# Given request:
Repeat each line word for word.

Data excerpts
━━━━━━━━━━━━━━━━
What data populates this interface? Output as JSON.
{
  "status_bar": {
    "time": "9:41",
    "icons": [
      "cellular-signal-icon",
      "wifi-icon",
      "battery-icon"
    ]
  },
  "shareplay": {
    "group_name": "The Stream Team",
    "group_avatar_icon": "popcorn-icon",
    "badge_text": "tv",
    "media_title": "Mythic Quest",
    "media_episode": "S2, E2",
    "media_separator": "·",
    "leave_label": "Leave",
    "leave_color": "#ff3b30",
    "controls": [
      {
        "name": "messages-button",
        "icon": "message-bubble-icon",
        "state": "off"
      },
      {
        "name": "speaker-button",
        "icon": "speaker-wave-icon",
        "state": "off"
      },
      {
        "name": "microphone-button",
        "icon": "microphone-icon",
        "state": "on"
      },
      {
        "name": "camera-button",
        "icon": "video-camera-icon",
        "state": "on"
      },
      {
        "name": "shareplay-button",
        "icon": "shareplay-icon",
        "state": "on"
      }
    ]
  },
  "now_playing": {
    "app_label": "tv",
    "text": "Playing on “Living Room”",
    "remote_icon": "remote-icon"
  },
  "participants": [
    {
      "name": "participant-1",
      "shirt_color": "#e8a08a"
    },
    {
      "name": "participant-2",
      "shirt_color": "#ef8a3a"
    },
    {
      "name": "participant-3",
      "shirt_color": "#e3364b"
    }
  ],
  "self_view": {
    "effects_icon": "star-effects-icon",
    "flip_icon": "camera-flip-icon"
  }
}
━━━━━━━━━━━━━━━━
# Correct response:
What data populates this interface? Output as JSON.
{
  "status_bar": {
    "time": "9:41",
    "icons": [
      "cellular-signal-icon",
      "wifi-icon",
      "battery-icon"
    ]
  },
  "shareplay": {
    "group_name": "The Stream Team",
    "group_avatar_icon": "popcorn-icon",
    "badge_text": "tv",
    "media_title": "Mythic Quest",
    "media_episode": "S2, E2",
    "media_separator": "·",
    "leave_label": "Leave",
    "leave_color": "#ff3b30",
    "controls": [
      {
        "name": "messages-button",
        "icon": "message-bubble-icon",
        "state": "off"
      },
      {
        "name": "speaker-button",
        "icon": "speaker-wave-icon",
        "state": "off"
      },
      {
        "name": "microphone-button",
        "icon": "microphone-icon",
        "state": "on"
      },
      {
        "name": "camera-button",
        "icon": "video-camera-icon",
        "state": "on"
      },
      {
        "name": "shareplay-button",
        "icon": "shareplay-icon",
        "state": "on"
      }
    ]
  },
  "now_playing": {
    "app_label": "tv",
    "text": "Playing on “Living Room”",
    "remote_icon": "remote-icon"
  },
  "participants": [
    {
      "name": "participant-1",
      "shirt_color": "#e8a08a"
    },
    {
      "name": "participant-2",
      "shirt_color": "#ef8a3a"
    },
    {
      "name": "participant-3",
      "shirt_color": "#e3364b"
    }
  ],
  "self_view": {
    "effects_icon": "star-effects-icon",
    "flip_icon": "camera-flip-icon"
  }
}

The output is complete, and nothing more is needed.